**Your objective**
Copy the records that follow exactly as written, but not their pictures.
#### Records shown ####
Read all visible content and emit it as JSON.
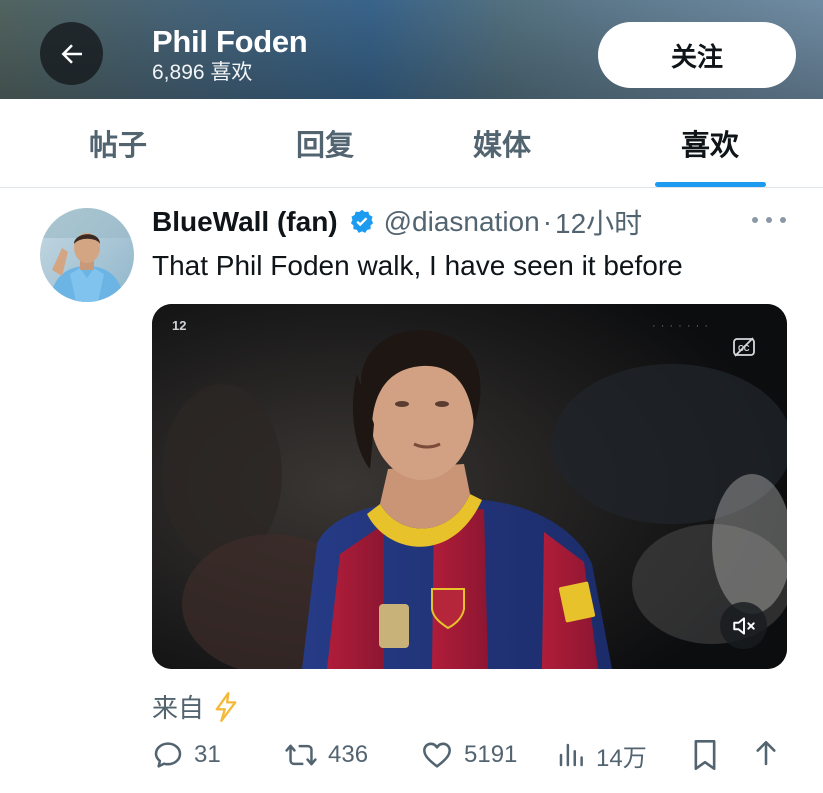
{
  "header": {
    "name": "Phil Foden",
    "likes_count": "6,896 喜欢",
    "follow_label": "关注",
    "icons": {
      "back": "arrow-left-icon"
    }
  },
  "tabs": [
    {
      "label": "帖子",
      "active": false
    },
    {
      "label": "回复",
      "active": false
    },
    {
      "label": "媒体",
      "active": false
    },
    {
      "label": "喜欢",
      "active": true
    }
  ],
  "tweet": {
    "author_name": "BlueWall (fan)",
    "verified": true,
    "handle": "@diasnation",
    "separator": "·",
    "time": "12小时",
    "text": "That Phil Foden walk, I have seen it before",
    "media": {
      "age_badge": "12",
      "cc_icon": "closed-captions-off-icon",
      "mute_icon": "speaker-muted-icon"
    },
    "source_label": "来自",
    "source_icon": "lightning-bolt-icon",
    "actions": {
      "replies": "31",
      "reposts": "436",
      "likes": "5191",
      "views": "14万"
    }
  },
  "colors": {
    "accent": "#1d9bf0",
    "text_primary": "#0f1419",
    "text_secondary": "#536471",
    "bolt": "#f5b93a"
  }
}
####
**The result**
Read all visible content and emit it as JSON.
{
  "header": {
    "name": "Phil Foden",
    "likes_count": "6,896 喜欢",
    "follow_label": "关注",
    "icons": {
      "back": "arrow-left-icon"
    }
  },
  "tabs": [
    {
      "label": "帖子",
      "active": false
    },
    {
      "label": "回复",
      "active": false
    },
    {
      "label": "媒体",
      "active": false
    },
    {
      "label": "喜欢",
      "active": true
    }
  ],
  "tweet": {
    "author_name": "BlueWall (fan)",
    "verified": true,
    "handle": "@diasnation",
    "separator": "·",
    "time": "12小时",
    "text": "That Phil Foden walk, I have seen it before",
    "media": {
      "age_badge": "12",
      "cc_icon": "closed-captions-off-icon",
      "mute_icon": "speaker-muted-icon"
    },
    "source_label": "来自",
    "source_icon": "lightning-bolt-icon",
    "actions": {
      "replies": "31",
      "reposts": "436",
      "likes": "5191",
      "views": "14万"
    }
  },
  "colors": {
    "accent": "#1d9bf0",
    "text_primary": "#0f1419",
    "text_secondary": "#536471",
    "bolt": "#f5b93a"
  }
}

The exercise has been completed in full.